• PROBLEM REQUIREMENTS
Where a line holds "title", copy it.
● ● ● ● ●
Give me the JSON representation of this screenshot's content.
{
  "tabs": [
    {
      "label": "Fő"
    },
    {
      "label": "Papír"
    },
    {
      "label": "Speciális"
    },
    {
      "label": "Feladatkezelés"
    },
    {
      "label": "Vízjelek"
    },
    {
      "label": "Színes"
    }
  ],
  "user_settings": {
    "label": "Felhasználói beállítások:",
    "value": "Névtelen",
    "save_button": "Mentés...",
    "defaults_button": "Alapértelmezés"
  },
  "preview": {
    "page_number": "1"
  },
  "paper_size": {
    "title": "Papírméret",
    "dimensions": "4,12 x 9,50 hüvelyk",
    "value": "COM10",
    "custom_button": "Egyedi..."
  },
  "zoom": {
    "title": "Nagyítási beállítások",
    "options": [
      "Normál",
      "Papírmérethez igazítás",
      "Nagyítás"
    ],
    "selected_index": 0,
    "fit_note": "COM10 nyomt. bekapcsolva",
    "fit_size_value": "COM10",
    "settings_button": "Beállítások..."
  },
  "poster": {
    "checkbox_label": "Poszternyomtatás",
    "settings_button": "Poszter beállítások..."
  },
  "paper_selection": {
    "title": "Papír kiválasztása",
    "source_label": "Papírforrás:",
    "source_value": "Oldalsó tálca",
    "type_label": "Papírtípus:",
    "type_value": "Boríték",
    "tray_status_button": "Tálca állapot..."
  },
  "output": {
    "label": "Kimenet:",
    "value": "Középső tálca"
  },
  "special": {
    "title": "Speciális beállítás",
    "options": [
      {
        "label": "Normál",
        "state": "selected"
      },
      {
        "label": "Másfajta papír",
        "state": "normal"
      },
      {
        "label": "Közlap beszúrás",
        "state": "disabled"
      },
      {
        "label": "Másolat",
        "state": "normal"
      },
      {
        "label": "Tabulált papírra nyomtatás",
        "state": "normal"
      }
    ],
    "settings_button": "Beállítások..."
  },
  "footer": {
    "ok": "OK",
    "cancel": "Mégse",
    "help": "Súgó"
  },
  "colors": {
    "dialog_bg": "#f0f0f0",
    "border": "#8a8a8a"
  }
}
● ● ● ● ●
• THE OUTPUT
    "title": "Papírméret",
    "title": "Nagyítási beállítások",
    "title": "Papír kiválasztása",
    "title": "Speciális beállítás",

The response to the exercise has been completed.